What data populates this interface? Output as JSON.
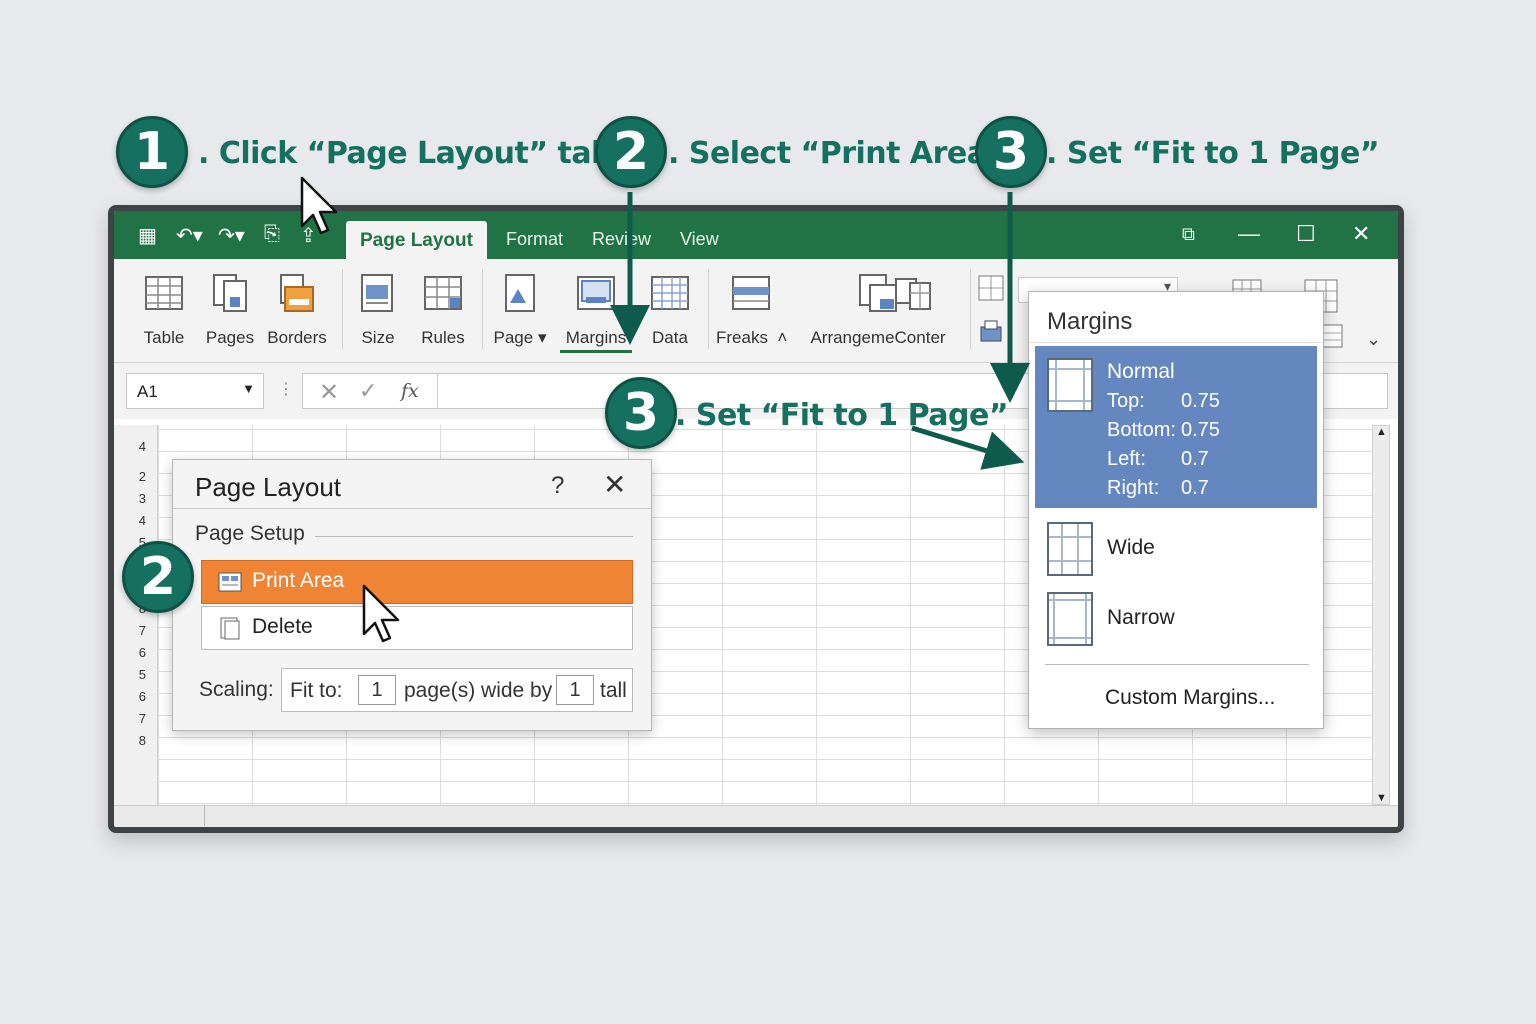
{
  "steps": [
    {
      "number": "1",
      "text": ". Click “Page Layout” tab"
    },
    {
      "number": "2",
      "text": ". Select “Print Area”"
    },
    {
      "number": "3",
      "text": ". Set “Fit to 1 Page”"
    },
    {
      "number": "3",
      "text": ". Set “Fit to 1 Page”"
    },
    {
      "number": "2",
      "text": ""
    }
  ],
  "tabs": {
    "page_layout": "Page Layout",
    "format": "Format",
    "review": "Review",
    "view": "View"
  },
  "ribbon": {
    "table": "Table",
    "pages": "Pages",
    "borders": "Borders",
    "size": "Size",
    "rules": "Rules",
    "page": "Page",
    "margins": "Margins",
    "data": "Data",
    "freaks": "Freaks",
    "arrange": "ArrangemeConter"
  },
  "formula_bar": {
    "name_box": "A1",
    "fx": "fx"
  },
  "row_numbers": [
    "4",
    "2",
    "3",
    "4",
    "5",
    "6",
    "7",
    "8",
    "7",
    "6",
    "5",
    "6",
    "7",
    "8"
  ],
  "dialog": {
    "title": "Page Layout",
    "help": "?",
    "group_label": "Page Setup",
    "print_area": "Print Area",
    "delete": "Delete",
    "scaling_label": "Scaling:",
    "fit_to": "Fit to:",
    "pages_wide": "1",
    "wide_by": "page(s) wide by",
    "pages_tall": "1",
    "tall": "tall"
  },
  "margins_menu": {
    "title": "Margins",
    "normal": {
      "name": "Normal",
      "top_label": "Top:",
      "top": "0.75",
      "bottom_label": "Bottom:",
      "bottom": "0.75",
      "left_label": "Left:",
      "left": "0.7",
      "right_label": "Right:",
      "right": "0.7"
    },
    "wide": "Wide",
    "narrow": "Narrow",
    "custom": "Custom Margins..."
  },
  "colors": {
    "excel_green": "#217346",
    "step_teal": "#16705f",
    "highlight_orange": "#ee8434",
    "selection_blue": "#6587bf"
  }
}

====

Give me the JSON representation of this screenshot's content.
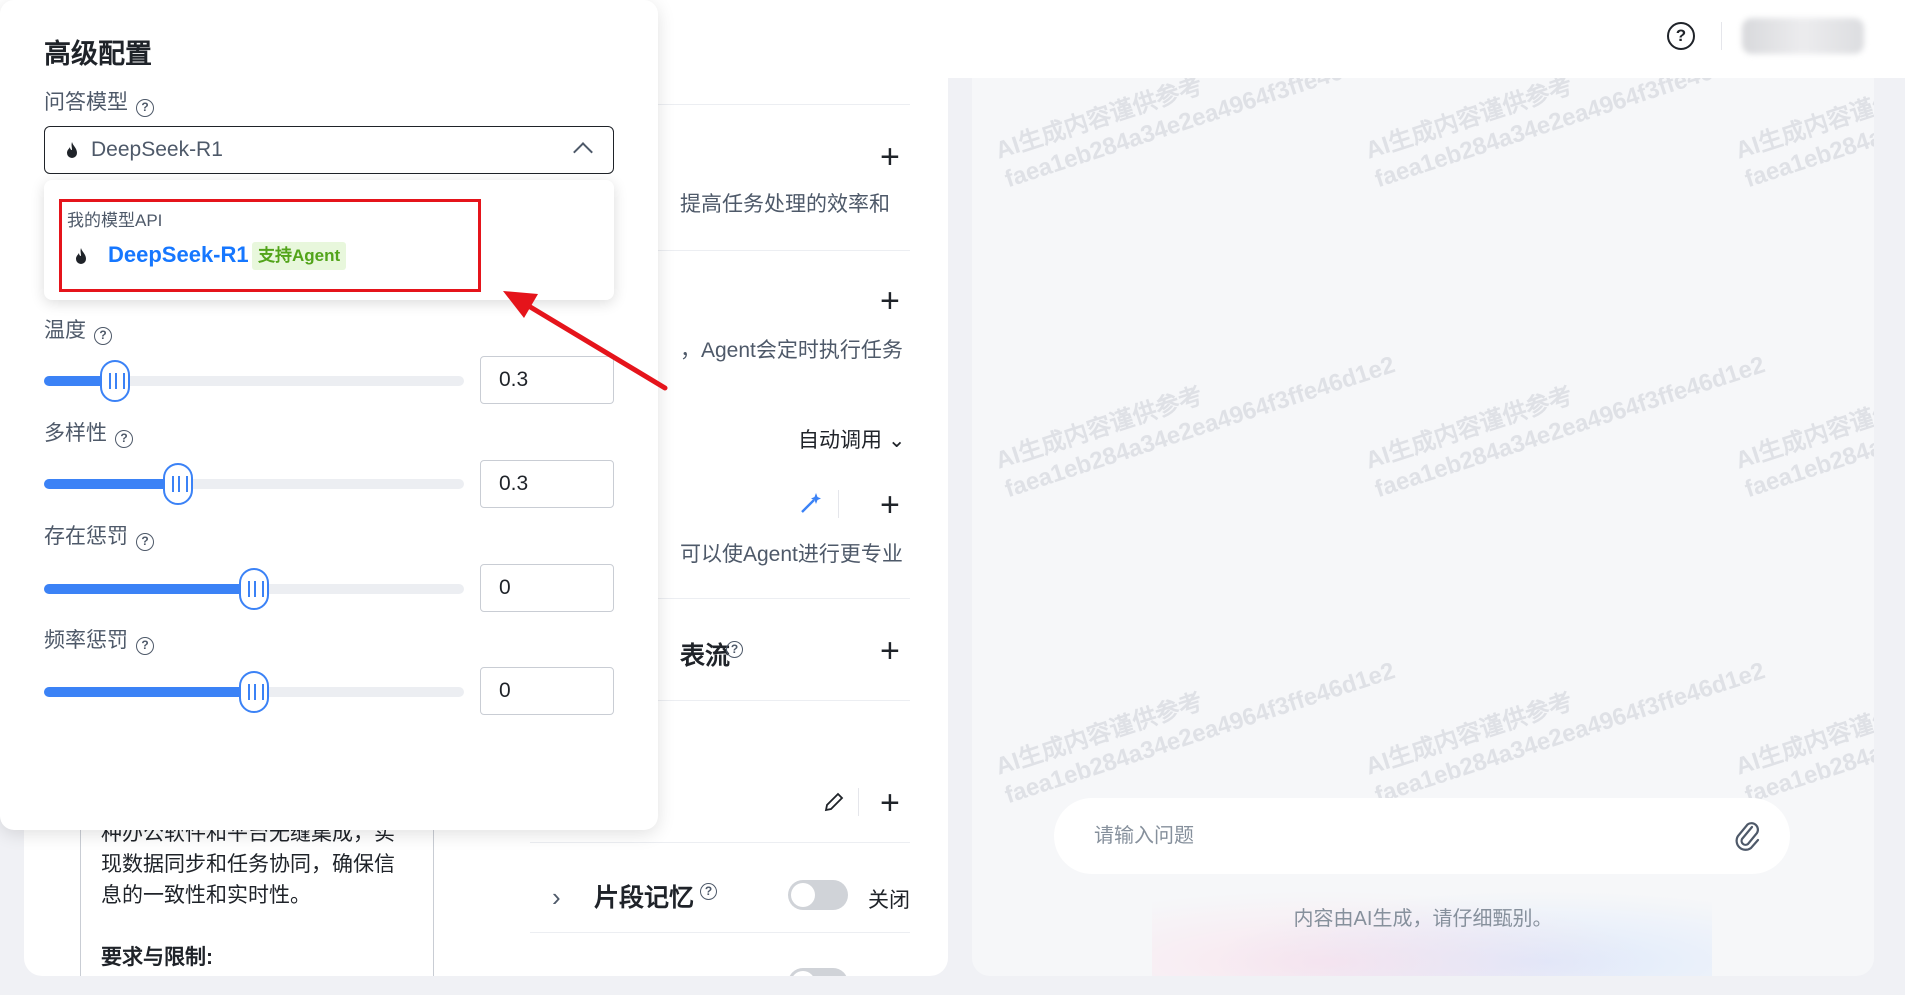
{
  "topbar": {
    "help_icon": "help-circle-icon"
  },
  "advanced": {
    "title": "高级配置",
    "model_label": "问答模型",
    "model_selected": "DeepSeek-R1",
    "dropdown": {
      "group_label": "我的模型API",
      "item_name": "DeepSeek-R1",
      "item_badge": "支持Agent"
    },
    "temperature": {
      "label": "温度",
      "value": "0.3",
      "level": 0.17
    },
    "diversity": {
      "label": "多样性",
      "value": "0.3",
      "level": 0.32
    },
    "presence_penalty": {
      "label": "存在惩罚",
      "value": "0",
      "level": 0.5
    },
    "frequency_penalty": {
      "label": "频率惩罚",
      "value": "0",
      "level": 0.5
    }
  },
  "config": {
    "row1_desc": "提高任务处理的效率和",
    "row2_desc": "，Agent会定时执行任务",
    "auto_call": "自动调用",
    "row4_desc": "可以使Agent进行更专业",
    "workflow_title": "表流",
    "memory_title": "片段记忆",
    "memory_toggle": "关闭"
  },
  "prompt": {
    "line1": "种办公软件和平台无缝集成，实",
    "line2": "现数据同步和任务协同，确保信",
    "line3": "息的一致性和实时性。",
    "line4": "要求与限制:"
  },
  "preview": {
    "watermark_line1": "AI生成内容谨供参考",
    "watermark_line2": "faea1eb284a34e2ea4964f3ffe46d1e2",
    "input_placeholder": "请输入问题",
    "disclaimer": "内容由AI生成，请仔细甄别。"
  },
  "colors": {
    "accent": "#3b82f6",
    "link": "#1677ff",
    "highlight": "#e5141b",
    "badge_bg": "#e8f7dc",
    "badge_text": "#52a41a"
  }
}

====

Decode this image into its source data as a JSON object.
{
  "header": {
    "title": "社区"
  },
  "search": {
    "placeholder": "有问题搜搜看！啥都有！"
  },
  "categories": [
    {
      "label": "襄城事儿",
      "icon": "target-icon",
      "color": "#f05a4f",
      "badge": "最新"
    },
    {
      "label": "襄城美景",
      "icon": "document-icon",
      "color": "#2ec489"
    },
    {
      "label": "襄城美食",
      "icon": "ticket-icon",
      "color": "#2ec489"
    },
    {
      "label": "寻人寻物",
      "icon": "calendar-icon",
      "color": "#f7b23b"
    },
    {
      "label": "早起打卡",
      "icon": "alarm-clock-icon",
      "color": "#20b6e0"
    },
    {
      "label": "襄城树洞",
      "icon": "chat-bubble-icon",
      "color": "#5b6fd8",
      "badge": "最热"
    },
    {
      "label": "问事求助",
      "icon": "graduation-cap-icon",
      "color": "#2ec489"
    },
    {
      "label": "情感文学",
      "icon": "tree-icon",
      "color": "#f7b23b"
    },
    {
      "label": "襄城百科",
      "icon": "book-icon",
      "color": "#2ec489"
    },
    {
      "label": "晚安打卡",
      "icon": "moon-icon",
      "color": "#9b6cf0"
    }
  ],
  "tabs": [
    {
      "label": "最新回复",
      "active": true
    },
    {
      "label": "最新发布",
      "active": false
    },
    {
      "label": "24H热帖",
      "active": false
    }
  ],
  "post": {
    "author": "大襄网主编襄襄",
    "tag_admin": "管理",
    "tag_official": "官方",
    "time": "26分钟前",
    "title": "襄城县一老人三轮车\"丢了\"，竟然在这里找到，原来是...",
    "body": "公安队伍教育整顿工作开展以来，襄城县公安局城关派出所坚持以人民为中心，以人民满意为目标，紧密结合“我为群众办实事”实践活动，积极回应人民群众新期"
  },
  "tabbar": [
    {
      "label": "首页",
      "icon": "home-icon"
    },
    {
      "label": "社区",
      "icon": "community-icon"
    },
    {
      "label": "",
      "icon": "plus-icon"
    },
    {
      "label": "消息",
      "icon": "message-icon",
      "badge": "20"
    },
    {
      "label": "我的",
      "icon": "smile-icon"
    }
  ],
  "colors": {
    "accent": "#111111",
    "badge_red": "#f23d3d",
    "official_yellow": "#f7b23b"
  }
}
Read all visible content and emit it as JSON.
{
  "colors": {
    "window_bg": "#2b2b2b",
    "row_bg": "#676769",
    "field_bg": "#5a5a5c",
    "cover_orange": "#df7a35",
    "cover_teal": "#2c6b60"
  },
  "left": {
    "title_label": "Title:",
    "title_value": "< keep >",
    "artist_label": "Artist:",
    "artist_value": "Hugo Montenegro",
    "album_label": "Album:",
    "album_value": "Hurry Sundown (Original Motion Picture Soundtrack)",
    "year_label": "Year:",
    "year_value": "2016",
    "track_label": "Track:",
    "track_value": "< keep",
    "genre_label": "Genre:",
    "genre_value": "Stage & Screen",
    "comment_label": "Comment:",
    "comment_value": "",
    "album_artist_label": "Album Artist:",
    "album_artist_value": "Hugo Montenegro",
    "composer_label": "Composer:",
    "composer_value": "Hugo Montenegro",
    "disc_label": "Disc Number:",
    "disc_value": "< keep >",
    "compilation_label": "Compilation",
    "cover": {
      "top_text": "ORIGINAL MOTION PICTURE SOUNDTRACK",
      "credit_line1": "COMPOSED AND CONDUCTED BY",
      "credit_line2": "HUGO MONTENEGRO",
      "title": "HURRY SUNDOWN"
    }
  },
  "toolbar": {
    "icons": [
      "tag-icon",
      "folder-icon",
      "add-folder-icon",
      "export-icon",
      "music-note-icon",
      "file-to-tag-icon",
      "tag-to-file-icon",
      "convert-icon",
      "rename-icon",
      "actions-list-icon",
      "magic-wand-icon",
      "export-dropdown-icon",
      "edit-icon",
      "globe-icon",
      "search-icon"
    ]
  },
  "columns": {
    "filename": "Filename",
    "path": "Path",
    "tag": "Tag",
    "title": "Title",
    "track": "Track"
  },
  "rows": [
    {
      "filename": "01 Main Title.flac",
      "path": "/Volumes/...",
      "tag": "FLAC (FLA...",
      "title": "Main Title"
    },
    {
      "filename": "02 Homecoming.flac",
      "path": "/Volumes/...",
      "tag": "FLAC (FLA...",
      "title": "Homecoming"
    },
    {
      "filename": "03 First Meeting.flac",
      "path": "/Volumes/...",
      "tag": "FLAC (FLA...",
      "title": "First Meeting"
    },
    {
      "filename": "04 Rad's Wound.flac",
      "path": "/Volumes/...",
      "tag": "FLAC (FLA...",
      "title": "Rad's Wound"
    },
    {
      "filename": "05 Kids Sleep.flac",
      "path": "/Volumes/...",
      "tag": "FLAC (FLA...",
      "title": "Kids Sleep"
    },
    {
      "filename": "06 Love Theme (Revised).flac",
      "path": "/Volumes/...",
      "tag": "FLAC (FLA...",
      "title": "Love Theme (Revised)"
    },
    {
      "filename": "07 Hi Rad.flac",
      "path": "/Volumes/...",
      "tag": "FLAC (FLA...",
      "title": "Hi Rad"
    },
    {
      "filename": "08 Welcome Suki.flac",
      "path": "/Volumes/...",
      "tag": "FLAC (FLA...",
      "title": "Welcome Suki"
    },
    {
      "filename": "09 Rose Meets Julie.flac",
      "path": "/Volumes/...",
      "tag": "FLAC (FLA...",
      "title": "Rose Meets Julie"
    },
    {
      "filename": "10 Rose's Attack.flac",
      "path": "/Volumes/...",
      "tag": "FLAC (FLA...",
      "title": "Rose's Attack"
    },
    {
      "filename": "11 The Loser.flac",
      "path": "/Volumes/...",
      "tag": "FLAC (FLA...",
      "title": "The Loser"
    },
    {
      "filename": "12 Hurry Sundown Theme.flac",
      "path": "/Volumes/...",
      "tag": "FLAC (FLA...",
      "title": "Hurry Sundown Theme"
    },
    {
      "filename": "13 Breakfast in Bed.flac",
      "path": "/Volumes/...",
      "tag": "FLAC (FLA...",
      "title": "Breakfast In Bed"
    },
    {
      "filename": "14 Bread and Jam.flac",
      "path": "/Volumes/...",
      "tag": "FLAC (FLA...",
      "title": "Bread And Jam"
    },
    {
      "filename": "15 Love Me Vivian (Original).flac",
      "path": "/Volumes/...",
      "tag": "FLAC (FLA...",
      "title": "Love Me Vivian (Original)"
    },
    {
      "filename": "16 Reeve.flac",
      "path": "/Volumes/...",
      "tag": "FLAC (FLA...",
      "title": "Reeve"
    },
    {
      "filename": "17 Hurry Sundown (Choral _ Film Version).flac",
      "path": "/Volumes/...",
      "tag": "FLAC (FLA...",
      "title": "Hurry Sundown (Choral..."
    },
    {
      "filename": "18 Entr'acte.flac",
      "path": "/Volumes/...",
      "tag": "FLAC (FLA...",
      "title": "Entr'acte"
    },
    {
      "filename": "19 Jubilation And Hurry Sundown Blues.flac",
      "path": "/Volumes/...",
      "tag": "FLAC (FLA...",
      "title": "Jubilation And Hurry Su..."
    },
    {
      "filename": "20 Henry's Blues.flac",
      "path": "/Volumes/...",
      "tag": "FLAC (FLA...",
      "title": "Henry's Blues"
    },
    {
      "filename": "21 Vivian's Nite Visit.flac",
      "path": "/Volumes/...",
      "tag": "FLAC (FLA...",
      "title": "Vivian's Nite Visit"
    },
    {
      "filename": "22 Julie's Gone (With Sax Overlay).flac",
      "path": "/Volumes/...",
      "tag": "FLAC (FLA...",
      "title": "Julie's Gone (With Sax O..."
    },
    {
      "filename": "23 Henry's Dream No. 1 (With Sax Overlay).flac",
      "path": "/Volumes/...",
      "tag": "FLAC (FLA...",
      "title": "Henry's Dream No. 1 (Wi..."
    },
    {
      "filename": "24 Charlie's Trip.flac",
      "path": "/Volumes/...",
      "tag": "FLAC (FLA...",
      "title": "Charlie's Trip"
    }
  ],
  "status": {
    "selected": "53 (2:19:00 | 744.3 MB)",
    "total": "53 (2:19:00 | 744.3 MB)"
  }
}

====

AIM:
Count every line in the listing above that holds "Layout", then report only the count.

OUTPUT:
3